• Exercise description: Each line below should be retyped exactly, with no pictures.
===============
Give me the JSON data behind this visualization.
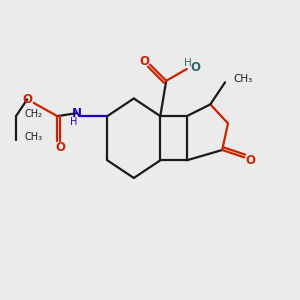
{
  "bg_color": "#ebebeb",
  "bond_color": "#1a1a1a",
  "o_color": "#cc2200",
  "n_color": "#2200cc",
  "oh_color": "#336666",
  "line_width": 1.6,
  "font_size": 8.5,
  "fig_size": [
    3.0,
    3.0
  ],
  "dpi": 100,
  "xlim": [
    0,
    10
  ],
  "ylim": [
    0,
    10
  ]
}
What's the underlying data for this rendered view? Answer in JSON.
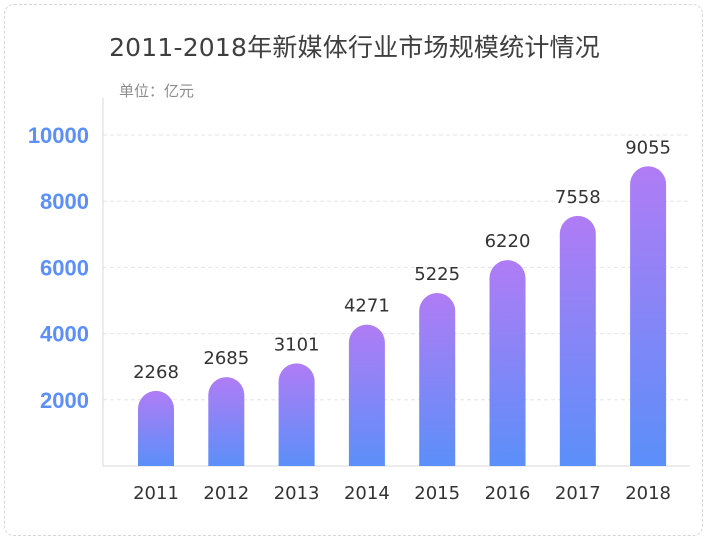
{
  "chart_data": {
    "type": "bar",
    "title": "2011-2018年新媒体行业市场规模统计情况",
    "unit_label": "单位：亿元",
    "categories": [
      "2011",
      "2012",
      "2013",
      "2014",
      "2015",
      "2016",
      "2017",
      "2018"
    ],
    "values": [
      2268,
      2685,
      3101,
      4271,
      5225,
      6220,
      7558,
      9055
    ],
    "data_labels": [
      "2268",
      "2685",
      "3101",
      "4271",
      "5225",
      "6220",
      "7558",
      "9055"
    ],
    "yticks": [
      2000,
      4000,
      6000,
      8000,
      10000
    ],
    "ytick_labels": [
      "2000",
      "4000",
      "6000",
      "8000",
      "10000"
    ],
    "ylim": [
      0,
      10000
    ],
    "grid": true,
    "legend": "none",
    "colors": {
      "bar_top": "#b07cf5",
      "bar_bottom": "#5b8ff9",
      "ytick": "#5b8ff9",
      "grid": "#e6e6e6"
    }
  }
}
===============
• Exercise response:
Give me the JSON data behind this visualization.
{
  "bg_color": "#ebebeb",
  "bond_color": "#1a1a1a",
  "o_color": "#cc2200",
  "n_color": "#2200cc",
  "oh_color": "#336666",
  "line_width": 1.6,
  "font_size": 8.5,
  "fig_size": [
    3.0,
    3.0
  ],
  "dpi": 100,
  "xlim": [
    0,
    10
  ],
  "ylim": [
    0,
    10
  ]
}
What's the underlying data for this rendered view? Answer in JSON.
{
  "chart_data": {
    "type": "bar",
    "title": "2011-2018年新媒体行业市场规模统计情况",
    "unit_label": "单位：亿元",
    "categories": [
      "2011",
      "2012",
      "2013",
      "2014",
      "2015",
      "2016",
      "2017",
      "2018"
    ],
    "values": [
      2268,
      2685,
      3101,
      4271,
      5225,
      6220,
      7558,
      9055
    ],
    "data_labels": [
      "2268",
      "2685",
      "3101",
      "4271",
      "5225",
      "6220",
      "7558",
      "9055"
    ],
    "yticks": [
      2000,
      4000,
      6000,
      8000,
      10000
    ],
    "ytick_labels": [
      "2000",
      "4000",
      "6000",
      "8000",
      "10000"
    ],
    "ylim": [
      0,
      10000
    ],
    "grid": true,
    "legend": "none",
    "colors": {
      "bar_top": "#b07cf5",
      "bar_bottom": "#5b8ff9",
      "ytick": "#5b8ff9",
      "grid": "#e6e6e6"
    }
  }
}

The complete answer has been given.